start Data to use
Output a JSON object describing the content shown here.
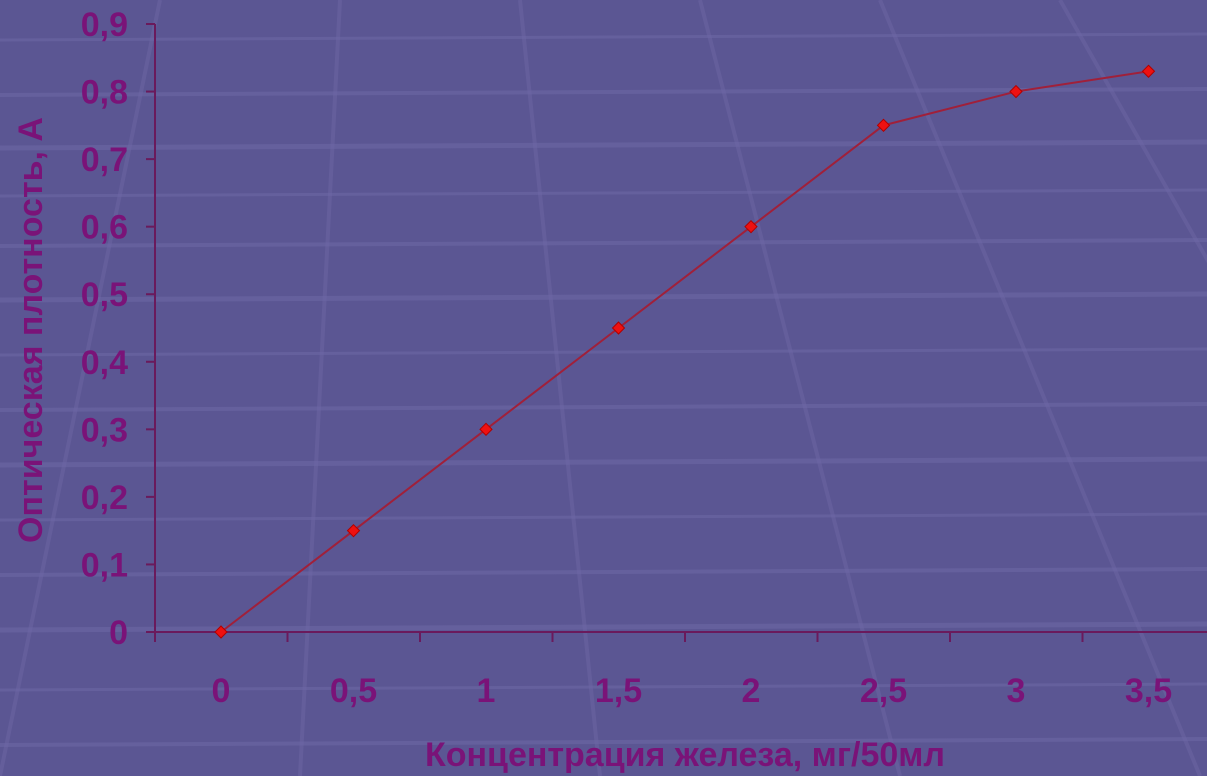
{
  "chart_data": {
    "type": "line",
    "title": "",
    "xlabel": "Концентрация железа, мг/50мл",
    "ylabel": "Оптическая плотность, А",
    "categories": [
      "0",
      "0,5",
      "1",
      "1,5",
      "2",
      "2,5",
      "3",
      "3,5"
    ],
    "x": [
      0,
      0.5,
      1,
      1.5,
      2,
      2.5,
      3,
      3.5
    ],
    "series": [
      {
        "values": [
          0,
          0.15,
          0.3,
          0.45,
          0.6,
          0.75,
          0.8,
          0.83
        ]
      }
    ],
    "y_ticks": [
      "0",
      "0,1",
      "0,2",
      "0,3",
      "0,4",
      "0,5",
      "0,6",
      "0,7",
      "0,8",
      "0,9"
    ],
    "ylim": [
      0,
      0.9
    ],
    "grid": false,
    "legend": "none",
    "colors": {
      "background": "#5b5693",
      "line": "#a0203a",
      "marker": "#ee1111",
      "axis": "#6a1a5c",
      "text": "#7a1378"
    }
  }
}
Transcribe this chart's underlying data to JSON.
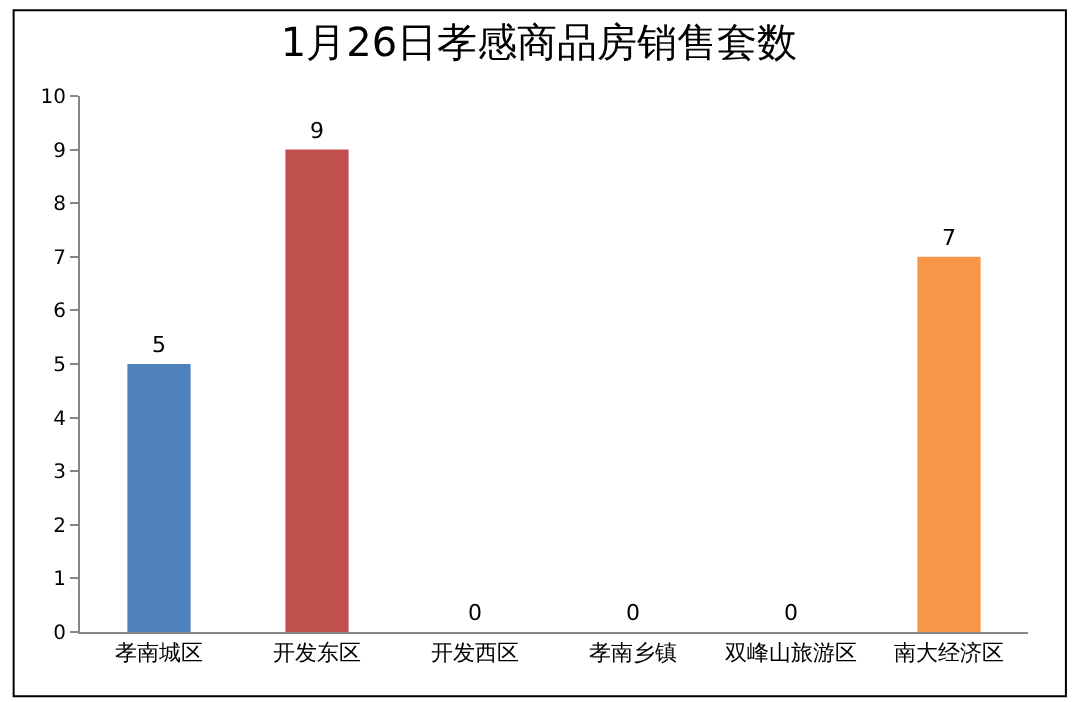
{
  "chart_data": {
    "type": "bar",
    "title": "1月26日孝感商品房销售套数",
    "categories": [
      "孝南城区",
      "开发东区",
      "开发西区",
      "孝南乡镇",
      "双峰山旅游区",
      "南大经济区"
    ],
    "values": [
      5,
      9,
      0,
      0,
      0,
      7
    ],
    "colors": [
      "#4f81bd",
      "#c0504d",
      "#9bbb59",
      "#8064a2",
      "#4bacc6",
      "#f79646"
    ],
    "ylim": [
      0,
      10
    ],
    "yticks": [
      0,
      1,
      2,
      3,
      4,
      5,
      6,
      7,
      8,
      9,
      10
    ],
    "data_labels": true,
    "legend": false
  }
}
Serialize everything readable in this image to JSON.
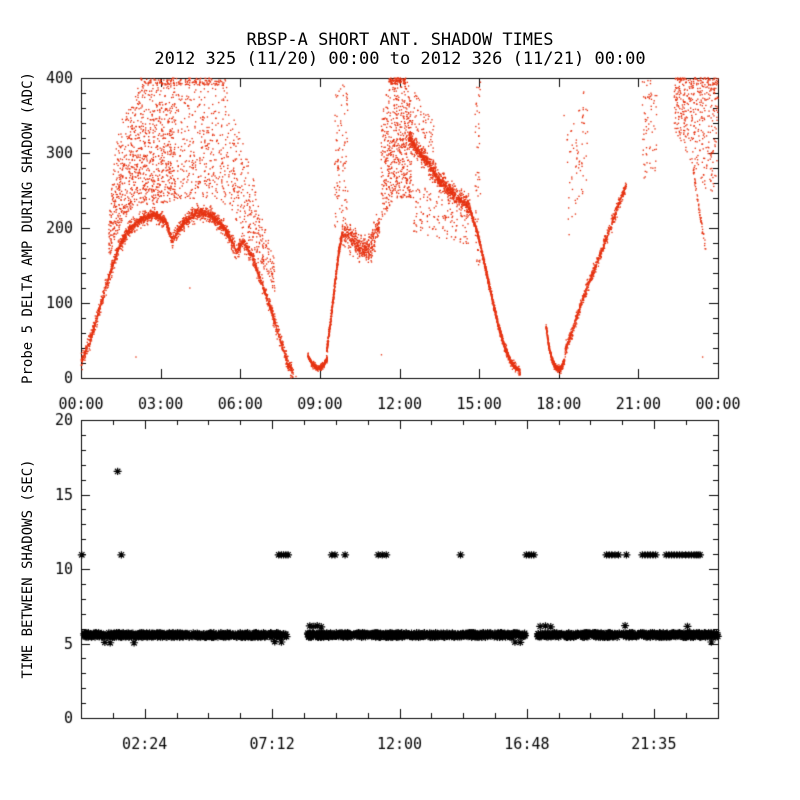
{
  "title": {
    "line1": "RBSP-A SHORT ANT. SHADOW TIMES",
    "line2": "2012 325 (11/20) 00:00 to 2012 326 (11/21) 00:00"
  },
  "colors": {
    "background": "#ffffff",
    "axis": "#000000",
    "top_points": "#e63312",
    "bottom_points": "#000000"
  },
  "chart_data": [
    {
      "type": "scatter",
      "panel": "top",
      "ylabel": "Probe 5 DELTA AMP DURING SHADOW (ADC)",
      "xlim": [
        0,
        24
      ],
      "ylim": [
        0,
        400
      ],
      "marker": "dot",
      "x_ticks": {
        "majors": [
          {
            "t": 0,
            "label": "00:00"
          },
          {
            "t": 3,
            "label": "03:00"
          },
          {
            "t": 6,
            "label": "06:00"
          },
          {
            "t": 9,
            "label": "09:00"
          },
          {
            "t": 12,
            "label": "12:00"
          },
          {
            "t": 15,
            "label": "15:00"
          },
          {
            "t": 18,
            "label": "18:00"
          },
          {
            "t": 21,
            "label": "21:00"
          },
          {
            "t": 24,
            "label": "00:00"
          }
        ],
        "minor_divs": 1
      },
      "y_ticks": {
        "majors": [
          0,
          100,
          200,
          300,
          400
        ],
        "minor_divs": 5
      },
      "clusters": [
        {
          "name": "arch1-band",
          "kind": "band",
          "core": true,
          "spread": 15,
          "n": 1700,
          "pts": [
            [
              0,
              20
            ],
            [
              0.35,
              50
            ],
            [
              0.7,
              92
            ],
            [
              1.05,
              135
            ],
            [
              1.4,
              172
            ],
            [
              1.8,
              198
            ],
            [
              2.3,
              212
            ],
            [
              2.8,
              218
            ],
            [
              3.2,
              208
            ],
            [
              3.45,
              183
            ],
            [
              3.65,
              196
            ],
            [
              3.95,
              210
            ],
            [
              4.4,
              221
            ],
            [
              4.9,
              217
            ],
            [
              5.3,
              204
            ],
            [
              5.6,
              188
            ],
            [
              5.85,
              168
            ],
            [
              6.1,
              183
            ],
            [
              6.45,
              162
            ],
            [
              6.8,
              128
            ],
            [
              7.15,
              92
            ],
            [
              7.5,
              52
            ],
            [
              7.8,
              18
            ],
            [
              8.0,
              6
            ]
          ]
        },
        {
          "name": "arch1-cloud-left",
          "kind": "cloud",
          "t": [
            1.05,
            3.55
          ],
          "bias": 0.7,
          "n": 1000,
          "lo": [
            [
              1.05,
              160
            ],
            [
              1.4,
              195
            ],
            [
              2.0,
              230
            ],
            [
              3.55,
              235
            ]
          ],
          "hi": [
            [
              1.05,
              230
            ],
            [
              1.35,
              320
            ],
            [
              1.7,
              365
            ],
            [
              2.25,
              400
            ],
            [
              3.55,
              400
            ]
          ]
        },
        {
          "name": "arch1-cloud-right",
          "kind": "cloud",
          "t": [
            3.55,
            7.3
          ],
          "bias": 0.75,
          "n": 650,
          "lo": [
            [
              3.55,
              238
            ],
            [
              5.0,
              240
            ],
            [
              6.0,
              205
            ],
            [
              7.3,
              115
            ]
          ],
          "hi": [
            [
              3.55,
              400
            ],
            [
              5.45,
              400
            ],
            [
              5.9,
              340
            ],
            [
              6.3,
              300
            ],
            [
              6.7,
              235
            ],
            [
              7.3,
              160
            ]
          ]
        },
        {
          "name": "arch1-top-clip",
          "kind": "cloud",
          "t": [
            2.25,
            5.45
          ],
          "n": 160,
          "lo": [
            [
              2.25,
              390
            ],
            [
              5.45,
              390
            ]
          ],
          "hi": [
            [
              2.25,
              400
            ],
            [
              5.45,
              400
            ]
          ]
        },
        {
          "name": "hump2-hook",
          "kind": "band",
          "core": true,
          "spread": 6,
          "n": 240,
          "pts": [
            [
              8.55,
              30
            ],
            [
              8.7,
              19
            ],
            [
              8.9,
              13
            ],
            [
              9.1,
              15
            ],
            [
              9.28,
              26
            ]
          ]
        },
        {
          "name": "hump2-rise",
          "kind": "band",
          "core": true,
          "spread": 13,
          "n": 260,
          "pts": [
            [
              9.25,
              32
            ],
            [
              9.4,
              75
            ],
            [
              9.55,
              120
            ],
            [
              9.7,
              165
            ],
            [
              9.85,
              195
            ]
          ]
        },
        {
          "name": "hump2-column",
          "kind": "cloud",
          "t": [
            9.55,
            10.05
          ],
          "n": 100,
          "lo": [
            [
              9.55,
              200
            ],
            [
              10.05,
              215
            ]
          ],
          "hi": [
            [
              9.55,
              392
            ],
            [
              10.05,
              390
            ]
          ]
        },
        {
          "name": "hump2-mid-band",
          "kind": "band",
          "spread": 26,
          "n": 430,
          "pts": [
            [
              9.85,
              195
            ],
            [
              10.2,
              185
            ],
            [
              10.6,
              170
            ],
            [
              10.95,
              178
            ],
            [
              11.25,
              205
            ]
          ]
        },
        {
          "name": "hump2-peak",
          "kind": "cloud",
          "t": [
            11.3,
            12.45
          ],
          "bias": 0.85,
          "n": 540,
          "lo": [
            [
              11.3,
              210
            ],
            [
              11.8,
              238
            ],
            [
              12.45,
              240
            ]
          ],
          "hi": [
            [
              11.3,
              335
            ],
            [
              11.55,
              398
            ],
            [
              12.25,
              400
            ],
            [
              12.45,
              360
            ]
          ]
        },
        {
          "name": "hump2-top-clip",
          "kind": "cloud",
          "t": [
            11.6,
            12.25
          ],
          "n": 90,
          "lo": [
            [
              11.6,
              392
            ],
            [
              12.25,
              392
            ]
          ],
          "hi": [
            [
              11.6,
              400
            ],
            [
              12.25,
              400
            ]
          ]
        },
        {
          "name": "hump2-upper-sparse",
          "kind": "cloud",
          "t": [
            12.25,
            13.3
          ],
          "n": 70,
          "lo": [
            [
              12.25,
              345
            ],
            [
              13.3,
              300
            ]
          ],
          "hi": [
            [
              12.25,
              400
            ],
            [
              13.3,
              340
            ]
          ]
        },
        {
          "name": "hump2-descend",
          "kind": "band",
          "core": true,
          "spread": 20,
          "n": 620,
          "pts": [
            [
              12.35,
              322
            ],
            [
              12.7,
              303
            ],
            [
              13.1,
              285
            ],
            [
              13.5,
              263
            ],
            [
              13.9,
              249
            ],
            [
              14.3,
              237
            ],
            [
              14.65,
              228
            ]
          ]
        },
        {
          "name": "hump2-below-sparse",
          "kind": "cloud",
          "t": [
            12.5,
            14.6
          ],
          "n": 130,
          "lo": [
            [
              12.5,
              195
            ],
            [
              14.6,
              178
            ]
          ],
          "hi": [
            [
              12.5,
              265
            ],
            [
              14.6,
              215
            ]
          ]
        },
        {
          "name": "column-1500",
          "kind": "cloud",
          "t": [
            14.85,
            15.05
          ],
          "n": 55,
          "lo": [
            [
              14.85,
              150
            ],
            [
              15.05,
              150
            ]
          ],
          "hi": [
            [
              14.85,
              400
            ],
            [
              15.05,
              400
            ]
          ]
        },
        {
          "name": "hump2-tail-main",
          "kind": "band",
          "core": true,
          "spread": 9,
          "n": 450,
          "pts": [
            [
              14.65,
              225
            ],
            [
              14.95,
              192
            ],
            [
              15.2,
              152
            ],
            [
              15.45,
              112
            ],
            [
              15.7,
              72
            ],
            [
              15.95,
              42
            ],
            [
              16.25,
              18
            ],
            [
              16.55,
              8
            ]
          ]
        },
        {
          "name": "hump2-tail-second",
          "kind": "band",
          "spread": 6,
          "n": 200,
          "pts": [
            [
              15.15,
              162
            ],
            [
              15.4,
              122
            ],
            [
              15.65,
              82
            ],
            [
              15.9,
              50
            ],
            [
              16.12,
              26
            ]
          ]
        },
        {
          "name": "hump3-hook",
          "kind": "band",
          "core": true,
          "spread": 7,
          "n": 290,
          "pts": [
            [
              17.52,
              70
            ],
            [
              17.62,
              44
            ],
            [
              17.75,
              24
            ],
            [
              17.9,
              13
            ],
            [
              18.08,
              11
            ],
            [
              18.22,
              24
            ]
          ]
        },
        {
          "name": "hump3-rise",
          "kind": "band",
          "core": true,
          "spread": 13,
          "n": 440,
          "pts": [
            [
              18.22,
              34
            ],
            [
              18.6,
              72
            ],
            [
              19.0,
              115
            ],
            [
              19.4,
              150
            ],
            [
              19.8,
              186
            ],
            [
              20.2,
              226
            ],
            [
              20.55,
              258
            ]
          ]
        },
        {
          "name": "hump3-upper-col1",
          "kind": "cloud",
          "t": [
            18.3,
            19.1
          ],
          "n": 70,
          "lo": [
            [
              18.3,
              180
            ],
            [
              19.1,
              265
            ]
          ],
          "hi": [
            [
              18.3,
              330
            ],
            [
              19.1,
              400
            ]
          ]
        },
        {
          "name": "hump3-upper-col2",
          "kind": "cloud",
          "t": [
            21.15,
            21.7
          ],
          "n": 70,
          "lo": [
            [
              21.15,
              262
            ],
            [
              21.7,
              272
            ]
          ],
          "hi": [
            [
              21.15,
              400
            ],
            [
              21.7,
              398
            ]
          ]
        },
        {
          "name": "cloud-right",
          "kind": "cloud",
          "t": [
            22.35,
            24.0
          ],
          "bias": 1.7,
          "n": 450,
          "lo": [
            [
              22.35,
              332
            ],
            [
              22.8,
              302
            ],
            [
              23.2,
              258
            ],
            [
              24,
              246
            ]
          ],
          "hi": [
            [
              22.35,
              400
            ],
            [
              24,
              400
            ]
          ]
        },
        {
          "name": "cloud-right-tail",
          "kind": "band",
          "spread": 9,
          "n": 60,
          "pts": [
            [
              23.0,
              293
            ],
            [
              23.15,
              258
            ],
            [
              23.3,
              222
            ],
            [
              23.45,
              188
            ],
            [
              23.55,
              172
            ]
          ]
        },
        {
          "name": "stray-points",
          "kind": "points",
          "pts": [
            [
              2.07,
              28
            ],
            [
              11.32,
              31
            ],
            [
              23.42,
              28
            ],
            [
              18.2,
              350
            ],
            [
              4.1,
              120
            ],
            [
              8.1,
              2
            ]
          ]
        }
      ]
    },
    {
      "type": "scatter",
      "panel": "bottom",
      "ylabel": "TIME BETWEEN SHADOWS (SEC)",
      "xlim": [
        0,
        24
      ],
      "ylim": [
        0,
        20
      ],
      "marker": "asterisk",
      "x_ticks": {
        "majors": [
          {
            "t": 2.4,
            "label": "02:24"
          },
          {
            "t": 7.2,
            "label": "07:12"
          },
          {
            "t": 12.0,
            "label": "12:00"
          },
          {
            "t": 16.8,
            "label": "16:48"
          },
          {
            "t": 21.583,
            "label": "21:35"
          }
        ],
        "minor_divs": 4
      },
      "y_ticks": {
        "majors": [
          0,
          5,
          10,
          15,
          20
        ],
        "minor_divs": 5
      },
      "band_value": 5.57,
      "band_jitter": 0.16,
      "band_per_hour": 62,
      "band_segments": [
        [
          0.12,
          7.76
        ],
        [
          8.55,
          16.74
        ],
        [
          17.22,
          24.0
        ]
      ],
      "row_value": 10.95,
      "row_times": [
        0.03,
        1.52,
        7.45,
        7.55,
        7.63,
        7.72,
        7.8,
        9.45,
        9.57,
        9.95,
        11.2,
        11.35,
        11.5,
        14.3,
        16.78,
        16.88,
        16.97,
        17.06,
        19.8,
        19.9,
        20.0,
        20.12,
        20.25,
        20.55,
        21.15,
        21.25,
        21.35,
        21.45,
        21.55,
        21.65,
        22.05,
        22.15,
        22.25,
        22.35,
        22.45,
        22.55,
        22.65,
        22.78,
        22.9,
        23.0,
        23.1,
        23.18,
        23.25,
        23.32
      ],
      "outlier": {
        "t": 1.38,
        "v": 16.55
      },
      "strays": [
        [
          0.9,
          5.08
        ],
        [
          1.1,
          5.05
        ],
        [
          2.0,
          5.05
        ],
        [
          7.3,
          5.12
        ],
        [
          7.55,
          5.1
        ],
        [
          8.62,
          6.18
        ],
        [
          8.75,
          6.15
        ],
        [
          8.9,
          6.2
        ],
        [
          9.05,
          6.12
        ],
        [
          17.3,
          6.15
        ],
        [
          17.5,
          6.18
        ],
        [
          17.7,
          6.12
        ],
        [
          16.35,
          5.1
        ],
        [
          16.55,
          5.08
        ],
        [
          20.5,
          6.2
        ],
        [
          22.85,
          6.15
        ],
        [
          23.75,
          5.1
        ]
      ]
    }
  ]
}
end Data to use
• _Work to be completed_:
Identify and copy all lines with the word "right".

• _Response for this exercise_:
          "name": "arch1-cloud-right",
          "name": "cloud-right",
          "name": "cloud-right-tail",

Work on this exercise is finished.